● SOURCE DATA
==============================
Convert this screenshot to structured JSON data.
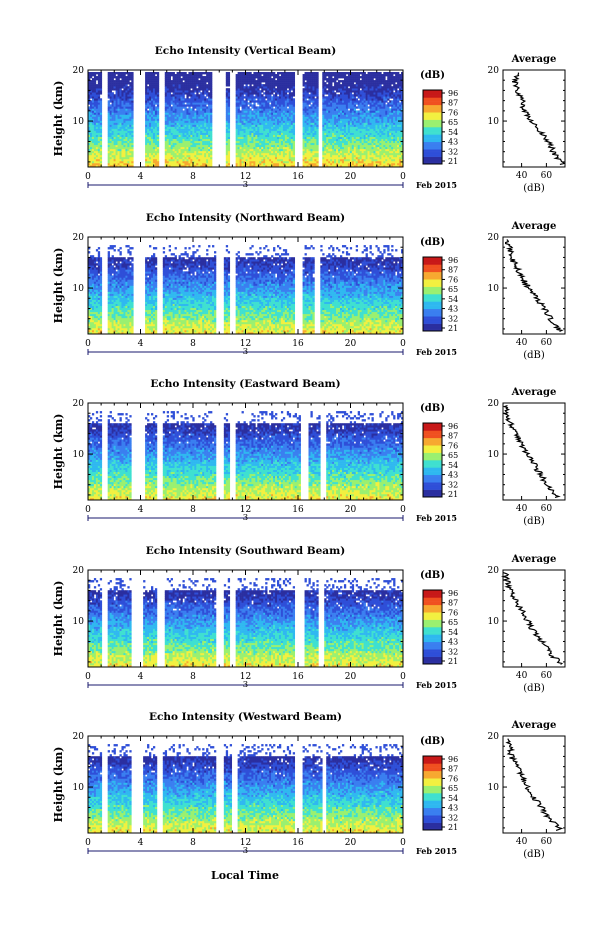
{
  "figure": {
    "xlabel": "Local Time",
    "date_label": "Feb 2015",
    "day_label": "3",
    "x_ticks": [
      "0",
      "4",
      "8",
      "12",
      "16",
      "20",
      "0"
    ],
    "y_ticks": [
      "20",
      "10"
    ],
    "ylabel": "Height (km)",
    "avg_title": "Average",
    "avg_xlabel": "(dB)",
    "cbar_unit": "(dB)"
  },
  "colormap": [
    "#2b2fa0",
    "#2f4fd8",
    "#3a7ff0",
    "#2fb8f0",
    "#3fe0d0",
    "#9af070",
    "#f2f040",
    "#f7a830",
    "#f05020",
    "#c81818"
  ],
  "chart_data": [
    {
      "type": "heatmap",
      "title": "Echo Intensity (Vertical Beam)",
      "xlabel": "Local Time",
      "ylabel": "Height (km)",
      "xlim": [
        0,
        24
      ],
      "ylim": [
        1,
        20
      ],
      "colorbar_ticks": [
        "96",
        "87",
        "76",
        "65",
        "54",
        "43",
        "32",
        "21"
      ],
      "profile": {
        "title": "Average",
        "xlabel": "(dB)",
        "x_ticks": [
          "40",
          "60"
        ],
        "xlim": [
          25,
          75
        ],
        "heights": [
          2,
          4,
          6,
          8,
          10,
          12,
          14,
          16,
          18,
          19.5
        ],
        "values": [
          72,
          65,
          62,
          55,
          48,
          42,
          40,
          36,
          34,
          38
        ]
      }
    },
    {
      "type": "heatmap",
      "title": "Echo Intensity (Northward Beam)",
      "xlabel": "Local Time",
      "ylabel": "Height (km)",
      "xlim": [
        0,
        24
      ],
      "ylim": [
        1,
        20
      ],
      "colorbar_ticks": [
        "96",
        "87",
        "76",
        "65",
        "54",
        "43",
        "32",
        "21"
      ],
      "profile": {
        "title": "Average",
        "xlabel": "(dB)",
        "x_ticks": [
          "40",
          "60"
        ],
        "xlim": [
          25,
          75
        ],
        "heights": [
          2,
          4,
          6,
          8,
          10,
          12,
          14,
          16,
          18,
          19.5
        ],
        "values": [
          70,
          63,
          58,
          52,
          46,
          40,
          36,
          32,
          30,
          29
        ]
      }
    },
    {
      "type": "heatmap",
      "title": "Echo Intensity (Eastward Beam)",
      "xlabel": "Local Time",
      "ylabel": "Height (km)",
      "xlim": [
        0,
        24
      ],
      "ylim": [
        1,
        20
      ],
      "colorbar_ticks": [
        "96",
        "87",
        "76",
        "65",
        "54",
        "43",
        "32",
        "21"
      ],
      "profile": {
        "title": "Average",
        "xlabel": "(dB)",
        "x_ticks": [
          "40",
          "60"
        ],
        "xlim": [
          25,
          75
        ],
        "heights": [
          2,
          4,
          6,
          8,
          10,
          12,
          14,
          16,
          18,
          19.5
        ],
        "values": [
          68,
          60,
          55,
          50,
          45,
          40,
          35,
          31,
          28,
          27
        ]
      }
    },
    {
      "type": "heatmap",
      "title": "Echo Intensity (Southward Beam)",
      "xlabel": "Local Time",
      "ylabel": "Height (km)",
      "xlim": [
        0,
        24
      ],
      "ylim": [
        1,
        20
      ],
      "colorbar_ticks": [
        "96",
        "87",
        "76",
        "65",
        "54",
        "43",
        "32",
        "21"
      ],
      "profile": {
        "title": "Average",
        "xlabel": "(dB)",
        "x_ticks": [
          "40",
          "60"
        ],
        "xlim": [
          25,
          75
        ],
        "heights": [
          2,
          4,
          6,
          8,
          10,
          12,
          14,
          16,
          18,
          19.5
        ],
        "values": [
          70,
          62,
          56,
          50,
          45,
          40,
          35,
          31,
          28,
          27
        ]
      }
    },
    {
      "type": "heatmap",
      "title": "Echo Intensity (Westward Beam)",
      "xlabel": "Local Time",
      "ylabel": "Height (km)",
      "xlim": [
        0,
        24
      ],
      "ylim": [
        1,
        20
      ],
      "colorbar_ticks": [
        "96",
        "87",
        "76",
        "65",
        "54",
        "43",
        "32",
        "21"
      ],
      "profile": {
        "title": "Average",
        "xlabel": "(dB)",
        "x_ticks": [
          "40",
          "60"
        ],
        "xlim": [
          25,
          75
        ],
        "heights": [
          2,
          4,
          6,
          8,
          10,
          12,
          14,
          16,
          18,
          19.5
        ],
        "values": [
          70,
          62,
          56,
          50,
          45,
          40,
          36,
          32,
          30,
          29
        ]
      }
    }
  ]
}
==============================
● STATED TASK
All entries must be written out again exactly as given, with no pictures in the copy.

● COMPLETE ANSWER
Convert this screenshot to structured JSON data.
{
  "figure": {
    "xlabel": "Local Time",
    "date_label": "Feb 2015",
    "day_label": "3",
    "x_ticks": [
      "0",
      "4",
      "8",
      "12",
      "16",
      "20",
      "0"
    ],
    "y_ticks": [
      "20",
      "10"
    ],
    "ylabel": "Height (km)",
    "avg_title": "Average",
    "avg_xlabel": "(dB)",
    "cbar_unit": "(dB)"
  },
  "colormap": [
    "#2b2fa0",
    "#2f4fd8",
    "#3a7ff0",
    "#2fb8f0",
    "#3fe0d0",
    "#9af070",
    "#f2f040",
    "#f7a830",
    "#f05020",
    "#c81818"
  ],
  "chart_data": [
    {
      "type": "heatmap",
      "title": "Echo Intensity (Vertical Beam)",
      "xlabel": "Local Time",
      "ylabel": "Height (km)",
      "xlim": [
        0,
        24
      ],
      "ylim": [
        1,
        20
      ],
      "colorbar_ticks": [
        "96",
        "87",
        "76",
        "65",
        "54",
        "43",
        "32",
        "21"
      ],
      "profile": {
        "title": "Average",
        "xlabel": "(dB)",
        "x_ticks": [
          "40",
          "60"
        ],
        "xlim": [
          25,
          75
        ],
        "heights": [
          2,
          4,
          6,
          8,
          10,
          12,
          14,
          16,
          18,
          19.5
        ],
        "values": [
          72,
          65,
          62,
          55,
          48,
          42,
          40,
          36,
          34,
          38
        ]
      }
    },
    {
      "type": "heatmap",
      "title": "Echo Intensity (Northward Beam)",
      "xlabel": "Local Time",
      "ylabel": "Height (km)",
      "xlim": [
        0,
        24
      ],
      "ylim": [
        1,
        20
      ],
      "colorbar_ticks": [
        "96",
        "87",
        "76",
        "65",
        "54",
        "43",
        "32",
        "21"
      ],
      "profile": {
        "title": "Average",
        "xlabel": "(dB)",
        "x_ticks": [
          "40",
          "60"
        ],
        "xlim": [
          25,
          75
        ],
        "heights": [
          2,
          4,
          6,
          8,
          10,
          12,
          14,
          16,
          18,
          19.5
        ],
        "values": [
          70,
          63,
          58,
          52,
          46,
          40,
          36,
          32,
          30,
          29
        ]
      }
    },
    {
      "type": "heatmap",
      "title": "Echo Intensity (Eastward Beam)",
      "xlabel": "Local Time",
      "ylabel": "Height (km)",
      "xlim": [
        0,
        24
      ],
      "ylim": [
        1,
        20
      ],
      "colorbar_ticks": [
        "96",
        "87",
        "76",
        "65",
        "54",
        "43",
        "32",
        "21"
      ],
      "profile": {
        "title": "Average",
        "xlabel": "(dB)",
        "x_ticks": [
          "40",
          "60"
        ],
        "xlim": [
          25,
          75
        ],
        "heights": [
          2,
          4,
          6,
          8,
          10,
          12,
          14,
          16,
          18,
          19.5
        ],
        "values": [
          68,
          60,
          55,
          50,
          45,
          40,
          35,
          31,
          28,
          27
        ]
      }
    },
    {
      "type": "heatmap",
      "title": "Echo Intensity (Southward Beam)",
      "xlabel": "Local Time",
      "ylabel": "Height (km)",
      "xlim": [
        0,
        24
      ],
      "ylim": [
        1,
        20
      ],
      "colorbar_ticks": [
        "96",
        "87",
        "76",
        "65",
        "54",
        "43",
        "32",
        "21"
      ],
      "profile": {
        "title": "Average",
        "xlabel": "(dB)",
        "x_ticks": [
          "40",
          "60"
        ],
        "xlim": [
          25,
          75
        ],
        "heights": [
          2,
          4,
          6,
          8,
          10,
          12,
          14,
          16,
          18,
          19.5
        ],
        "values": [
          70,
          62,
          56,
          50,
          45,
          40,
          35,
          31,
          28,
          27
        ]
      }
    },
    {
      "type": "heatmap",
      "title": "Echo Intensity (Westward Beam)",
      "xlabel": "Local Time",
      "ylabel": "Height (km)",
      "xlim": [
        0,
        24
      ],
      "ylim": [
        1,
        20
      ],
      "colorbar_ticks": [
        "96",
        "87",
        "76",
        "65",
        "54",
        "43",
        "32",
        "21"
      ],
      "profile": {
        "title": "Average",
        "xlabel": "(dB)",
        "x_ticks": [
          "40",
          "60"
        ],
        "xlim": [
          25,
          75
        ],
        "heights": [
          2,
          4,
          6,
          8,
          10,
          12,
          14,
          16,
          18,
          19.5
        ],
        "values": [
          70,
          62,
          56,
          50,
          45,
          40,
          36,
          32,
          30,
          29
        ]
      }
    }
  ]
}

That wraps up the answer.